Description of the task » Find the word "Organization" in the records below. List each line containing it.

Input records »
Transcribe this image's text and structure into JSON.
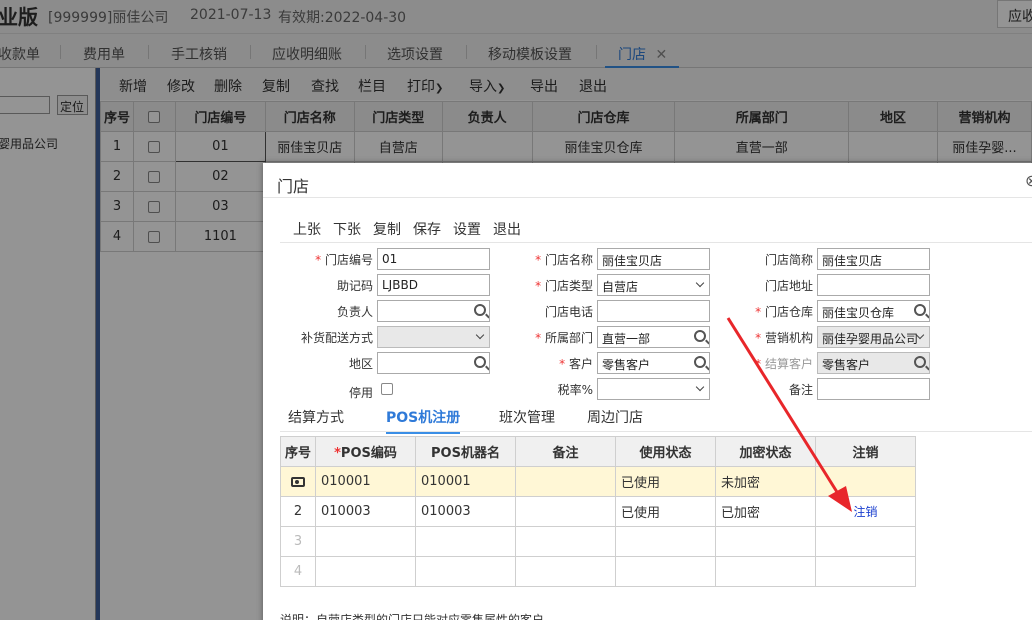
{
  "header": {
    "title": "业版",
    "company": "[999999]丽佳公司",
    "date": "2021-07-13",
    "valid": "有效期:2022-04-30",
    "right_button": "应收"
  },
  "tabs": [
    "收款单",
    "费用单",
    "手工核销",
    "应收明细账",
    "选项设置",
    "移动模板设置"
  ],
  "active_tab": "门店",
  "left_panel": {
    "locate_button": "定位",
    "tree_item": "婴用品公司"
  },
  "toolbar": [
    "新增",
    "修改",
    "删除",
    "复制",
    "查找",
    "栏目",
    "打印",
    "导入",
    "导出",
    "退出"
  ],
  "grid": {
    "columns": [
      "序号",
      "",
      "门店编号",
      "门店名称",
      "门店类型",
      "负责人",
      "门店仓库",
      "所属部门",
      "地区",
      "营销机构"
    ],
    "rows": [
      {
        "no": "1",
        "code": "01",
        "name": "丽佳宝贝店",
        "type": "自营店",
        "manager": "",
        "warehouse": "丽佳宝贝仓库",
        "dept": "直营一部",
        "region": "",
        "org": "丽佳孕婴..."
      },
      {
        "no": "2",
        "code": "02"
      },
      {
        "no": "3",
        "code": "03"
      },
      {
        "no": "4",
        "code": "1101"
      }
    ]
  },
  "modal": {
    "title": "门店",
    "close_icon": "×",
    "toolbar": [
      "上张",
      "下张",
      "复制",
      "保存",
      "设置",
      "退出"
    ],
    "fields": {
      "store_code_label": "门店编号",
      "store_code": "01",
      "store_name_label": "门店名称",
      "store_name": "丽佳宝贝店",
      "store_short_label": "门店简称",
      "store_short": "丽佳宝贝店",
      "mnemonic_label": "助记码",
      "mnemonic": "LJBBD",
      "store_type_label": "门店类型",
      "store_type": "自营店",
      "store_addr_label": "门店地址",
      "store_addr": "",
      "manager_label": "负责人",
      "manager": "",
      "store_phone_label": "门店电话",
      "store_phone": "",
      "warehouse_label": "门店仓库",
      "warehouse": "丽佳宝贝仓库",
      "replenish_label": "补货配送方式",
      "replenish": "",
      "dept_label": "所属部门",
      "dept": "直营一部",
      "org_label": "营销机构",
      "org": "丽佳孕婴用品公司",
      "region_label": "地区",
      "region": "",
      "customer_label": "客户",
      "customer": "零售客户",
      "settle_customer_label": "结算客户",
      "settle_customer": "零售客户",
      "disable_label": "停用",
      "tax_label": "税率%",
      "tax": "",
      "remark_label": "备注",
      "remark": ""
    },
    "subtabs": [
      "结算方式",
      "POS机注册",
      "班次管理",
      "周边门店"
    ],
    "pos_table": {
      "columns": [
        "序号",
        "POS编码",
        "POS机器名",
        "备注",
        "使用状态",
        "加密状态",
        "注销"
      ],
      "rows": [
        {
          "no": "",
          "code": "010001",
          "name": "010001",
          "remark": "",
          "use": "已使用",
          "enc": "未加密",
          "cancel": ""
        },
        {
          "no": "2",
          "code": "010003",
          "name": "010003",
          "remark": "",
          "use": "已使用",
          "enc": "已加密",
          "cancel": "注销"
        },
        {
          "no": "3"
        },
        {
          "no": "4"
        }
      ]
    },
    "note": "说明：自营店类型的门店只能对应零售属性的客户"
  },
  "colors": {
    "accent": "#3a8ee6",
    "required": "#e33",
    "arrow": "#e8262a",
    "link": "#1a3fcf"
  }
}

* * *

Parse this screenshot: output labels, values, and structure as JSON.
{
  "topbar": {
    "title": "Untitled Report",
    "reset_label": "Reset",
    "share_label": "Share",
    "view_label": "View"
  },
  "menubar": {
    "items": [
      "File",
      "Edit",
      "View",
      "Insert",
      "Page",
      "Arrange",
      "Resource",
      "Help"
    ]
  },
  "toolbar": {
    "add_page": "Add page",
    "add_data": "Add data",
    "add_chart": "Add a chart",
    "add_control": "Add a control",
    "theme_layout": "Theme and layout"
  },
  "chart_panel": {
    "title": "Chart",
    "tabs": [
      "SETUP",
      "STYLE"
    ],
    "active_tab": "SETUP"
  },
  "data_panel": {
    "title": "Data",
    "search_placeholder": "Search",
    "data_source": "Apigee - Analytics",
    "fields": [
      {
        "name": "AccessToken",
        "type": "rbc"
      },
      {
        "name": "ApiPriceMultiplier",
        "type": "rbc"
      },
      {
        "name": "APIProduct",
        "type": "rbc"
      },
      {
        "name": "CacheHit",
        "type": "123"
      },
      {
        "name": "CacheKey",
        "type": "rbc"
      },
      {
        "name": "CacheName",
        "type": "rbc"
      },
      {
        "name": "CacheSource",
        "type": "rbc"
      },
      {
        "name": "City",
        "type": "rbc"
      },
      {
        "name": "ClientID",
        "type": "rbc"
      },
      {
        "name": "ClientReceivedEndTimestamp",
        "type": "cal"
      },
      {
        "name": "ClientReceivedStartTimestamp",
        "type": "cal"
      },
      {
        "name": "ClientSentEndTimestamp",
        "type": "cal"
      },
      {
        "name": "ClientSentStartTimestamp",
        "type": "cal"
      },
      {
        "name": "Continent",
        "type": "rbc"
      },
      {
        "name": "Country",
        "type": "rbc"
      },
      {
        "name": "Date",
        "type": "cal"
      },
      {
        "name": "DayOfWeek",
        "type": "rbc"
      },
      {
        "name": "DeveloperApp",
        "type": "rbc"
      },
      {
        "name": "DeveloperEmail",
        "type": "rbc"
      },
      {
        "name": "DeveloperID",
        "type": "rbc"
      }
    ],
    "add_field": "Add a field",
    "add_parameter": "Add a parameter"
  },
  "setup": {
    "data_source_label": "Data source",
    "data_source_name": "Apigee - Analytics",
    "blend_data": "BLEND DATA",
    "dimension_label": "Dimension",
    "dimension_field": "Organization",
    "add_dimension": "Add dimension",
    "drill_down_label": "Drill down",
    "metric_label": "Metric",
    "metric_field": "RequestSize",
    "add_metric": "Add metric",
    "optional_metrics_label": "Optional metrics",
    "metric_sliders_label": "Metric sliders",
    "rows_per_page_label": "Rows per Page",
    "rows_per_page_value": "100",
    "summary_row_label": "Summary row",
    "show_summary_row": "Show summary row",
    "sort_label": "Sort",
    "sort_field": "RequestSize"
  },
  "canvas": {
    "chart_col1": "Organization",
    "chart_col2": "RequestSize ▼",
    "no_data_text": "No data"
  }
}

--

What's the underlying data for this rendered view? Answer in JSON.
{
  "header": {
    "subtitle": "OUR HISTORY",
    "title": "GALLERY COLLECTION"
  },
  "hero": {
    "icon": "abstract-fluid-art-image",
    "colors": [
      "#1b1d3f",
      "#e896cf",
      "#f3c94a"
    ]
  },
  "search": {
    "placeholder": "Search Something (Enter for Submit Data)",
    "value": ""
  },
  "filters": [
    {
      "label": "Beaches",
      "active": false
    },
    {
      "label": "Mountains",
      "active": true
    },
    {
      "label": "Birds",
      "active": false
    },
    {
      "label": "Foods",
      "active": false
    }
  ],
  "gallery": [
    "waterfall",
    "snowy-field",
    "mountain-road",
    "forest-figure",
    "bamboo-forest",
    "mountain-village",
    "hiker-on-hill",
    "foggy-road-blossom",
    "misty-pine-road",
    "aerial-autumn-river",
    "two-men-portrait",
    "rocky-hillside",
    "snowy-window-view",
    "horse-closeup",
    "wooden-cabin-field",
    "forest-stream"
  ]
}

Solution for this task »
    "dimension_field": "Organization",
    "chart_col1": "Organization",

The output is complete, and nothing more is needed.